• **Extracted data**:
● ● ● ● ● ● ●

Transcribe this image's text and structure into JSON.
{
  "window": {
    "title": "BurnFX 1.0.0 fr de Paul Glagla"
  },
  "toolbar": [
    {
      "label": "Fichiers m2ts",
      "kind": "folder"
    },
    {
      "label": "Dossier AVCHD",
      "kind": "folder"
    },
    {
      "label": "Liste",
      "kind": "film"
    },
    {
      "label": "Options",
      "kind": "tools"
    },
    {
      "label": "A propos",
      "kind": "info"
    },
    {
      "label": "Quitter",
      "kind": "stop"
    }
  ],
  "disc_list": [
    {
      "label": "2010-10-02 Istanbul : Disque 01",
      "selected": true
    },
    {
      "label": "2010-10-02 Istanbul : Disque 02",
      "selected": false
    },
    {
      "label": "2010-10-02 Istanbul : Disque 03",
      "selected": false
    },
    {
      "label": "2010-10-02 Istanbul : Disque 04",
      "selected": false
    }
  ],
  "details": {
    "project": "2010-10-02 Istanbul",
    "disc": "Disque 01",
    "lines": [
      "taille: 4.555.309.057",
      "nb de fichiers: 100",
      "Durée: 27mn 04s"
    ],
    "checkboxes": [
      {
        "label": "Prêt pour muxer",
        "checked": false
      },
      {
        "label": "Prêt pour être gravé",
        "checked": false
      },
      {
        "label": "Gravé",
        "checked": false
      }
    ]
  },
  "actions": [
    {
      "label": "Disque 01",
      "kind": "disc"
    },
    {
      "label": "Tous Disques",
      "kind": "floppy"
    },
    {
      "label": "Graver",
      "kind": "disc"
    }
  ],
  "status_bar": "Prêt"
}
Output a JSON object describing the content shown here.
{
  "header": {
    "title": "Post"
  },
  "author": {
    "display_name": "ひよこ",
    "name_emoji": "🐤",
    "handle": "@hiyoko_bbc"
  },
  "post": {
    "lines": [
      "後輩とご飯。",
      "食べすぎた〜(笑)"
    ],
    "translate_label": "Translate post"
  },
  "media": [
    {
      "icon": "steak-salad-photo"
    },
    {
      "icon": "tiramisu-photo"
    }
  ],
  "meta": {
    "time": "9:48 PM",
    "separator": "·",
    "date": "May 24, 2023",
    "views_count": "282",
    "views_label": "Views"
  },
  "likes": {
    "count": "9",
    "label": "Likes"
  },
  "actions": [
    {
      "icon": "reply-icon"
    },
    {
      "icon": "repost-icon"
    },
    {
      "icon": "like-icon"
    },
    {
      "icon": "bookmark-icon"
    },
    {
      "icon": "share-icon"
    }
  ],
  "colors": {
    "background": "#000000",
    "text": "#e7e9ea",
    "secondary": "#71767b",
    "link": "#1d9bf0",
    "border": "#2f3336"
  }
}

● ● ● ● ● ● ●

• **Exercise**:
From the line with "Output a JSON" to the last line of the material, give every line again exactly, and only those lines.

• **Output**:
Output a JSON object describing the content shown here.
{
  "header": {
    "title": "Post"
  },
  "author": {
    "display_name": "ひよこ",
    "name_emoji": "🐤",
    "handle": "@hiyoko_bbc"
  },
  "post": {
    "lines": [
      "後輩とご飯。",
      "食べすぎた〜(笑)"
    ],
    "translate_label": "Translate post"
  },
  "media": [
    {
      "icon": "steak-salad-photo"
    },
    {
      "icon": "tiramisu-photo"
    }
  ],
  "meta": {
    "time": "9:48 PM",
    "separator": "·",
    "date": "May 24, 2023",
    "views_count": "282",
    "views_label": "Views"
  },
  "likes": {
    "count": "9",
    "label": "Likes"
  },
  "actions": [
    {
      "icon": "reply-icon"
    },
    {
      "icon": "repost-icon"
    },
    {
      "icon": "like-icon"
    },
    {
      "icon": "bookmark-icon"
    },
    {
      "icon": "share-icon"
    }
  ],
  "colors": {
    "background": "#000000",
    "text": "#e7e9ea",
    "secondary": "#71767b",
    "link": "#1d9bf0",
    "border": "#2f3336"
  }
}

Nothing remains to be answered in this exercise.